EXERCISE INSTRUCTIONS
Repeat the whole listing below, word for word.

DATA EXTRACT
+--
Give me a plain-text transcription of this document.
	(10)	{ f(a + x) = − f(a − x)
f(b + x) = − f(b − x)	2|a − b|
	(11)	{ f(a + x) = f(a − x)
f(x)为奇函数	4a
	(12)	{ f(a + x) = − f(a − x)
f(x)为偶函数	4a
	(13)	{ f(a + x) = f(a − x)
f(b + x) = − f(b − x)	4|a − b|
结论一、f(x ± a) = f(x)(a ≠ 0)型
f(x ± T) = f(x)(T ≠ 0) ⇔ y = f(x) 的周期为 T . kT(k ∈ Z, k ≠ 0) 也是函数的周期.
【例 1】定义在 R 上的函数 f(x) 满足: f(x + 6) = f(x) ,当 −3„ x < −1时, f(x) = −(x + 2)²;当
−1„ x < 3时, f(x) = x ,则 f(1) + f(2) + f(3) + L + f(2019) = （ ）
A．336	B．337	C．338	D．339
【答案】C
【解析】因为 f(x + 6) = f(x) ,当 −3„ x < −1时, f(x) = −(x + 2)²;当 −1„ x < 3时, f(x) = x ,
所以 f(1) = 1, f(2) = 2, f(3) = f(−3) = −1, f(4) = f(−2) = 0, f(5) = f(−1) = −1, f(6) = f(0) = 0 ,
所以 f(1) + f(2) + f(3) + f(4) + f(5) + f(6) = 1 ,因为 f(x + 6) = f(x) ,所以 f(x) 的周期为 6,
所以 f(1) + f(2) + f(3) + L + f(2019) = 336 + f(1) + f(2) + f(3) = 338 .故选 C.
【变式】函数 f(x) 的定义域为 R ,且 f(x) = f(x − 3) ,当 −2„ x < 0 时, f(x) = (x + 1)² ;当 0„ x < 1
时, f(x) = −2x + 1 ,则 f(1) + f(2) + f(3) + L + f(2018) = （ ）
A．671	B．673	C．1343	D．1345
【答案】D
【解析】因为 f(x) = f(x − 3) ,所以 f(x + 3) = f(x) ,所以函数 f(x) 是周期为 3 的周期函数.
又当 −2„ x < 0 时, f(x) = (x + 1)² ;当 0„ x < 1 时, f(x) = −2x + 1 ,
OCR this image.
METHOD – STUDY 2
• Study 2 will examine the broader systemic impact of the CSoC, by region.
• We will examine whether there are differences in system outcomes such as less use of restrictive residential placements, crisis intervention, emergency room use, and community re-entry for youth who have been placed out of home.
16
+--
ANSWER TO THE TASK
Give me a plain-text transcription of this document.
	(10)	{ f(a + x) = − f(a − x)
f(b + x) = − f(b − x)	2|a − b|
	(11)	{ f(a + x) = f(a − x)
f(x)为奇函数	4a
	(12)	{ f(a + x) = − f(a − x)
f(x)为偶函数	4a
	(13)	{ f(a + x) = f(a − x)
f(b + x) = − f(b − x)	4|a − b|
结论一、f(x ± a) = f(x)(a ≠ 0)型
f(x ± T) = f(x)(T ≠ 0) ⇔ y = f(x) 的周期为 T . kT(k ∈ Z, k ≠ 0) 也是函数的周期.
【例 1】定义在 R 上的函数 f(x) 满足: f(x + 6) = f(x) ,当 −3„ x < −1时, f(x) = −(x + 2)²;当
−1„ x < 3时, f(x) = x ,则 f(1) + f(2) + f(3) + L + f(2019) = （ ）
A．336	B．337	C．338	D．339
【答案】C
【解析】因为 f(x + 6) = f(x) ,当 −3„ x < −1时, f(x) = −(x + 2)²;当 −1„ x < 3时, f(x) = x ,
所以 f(1) = 1, f(2) = 2, f(3) = f(−3) = −1, f(4) = f(−2) = 0, f(5) = f(−1) = −1, f(6) = f(0) = 0 ,
所以 f(1) + f(2) + f(3) + f(4) + f(5) + f(6) = 1 ,因为 f(x + 6) = f(x) ,所以 f(x) 的周期为 6,
所以 f(1) + f(2) + f(3) + L + f(2019) = 336 + f(1) + f(2) + f(3) = 338 .故选 C.
【变式】函数 f(x) 的定义域为 R ,且 f(x) = f(x − 3) ,当 −2„ x < 0 时, f(x) = (x + 1)² ;当 0„ x < 1
时, f(x) = −2x + 1 ,则 f(1) + f(2) + f(3) + L + f(2018) = （ ）
A．671	B．673	C．1343	D．1345
【答案】D
【解析】因为 f(x) = f(x − 3) ,所以 f(x + 3) = f(x) ,所以函数 f(x) 是周期为 3 的周期函数.
又当 −2„ x < 0 时, f(x) = (x + 1)² ;当 0„ x < 1 时, f(x) = −2x + 1 ,
OCR this image.
METHOD – STUDY 2
• Study 2 will examine the broader systemic impact of the CSoC, by region.
• We will examine whether there are differences in system outcomes such as less use of restrictive residential placements, crisis intervention, emergency room use, and community re-entry for youth who have been placed out of home.
16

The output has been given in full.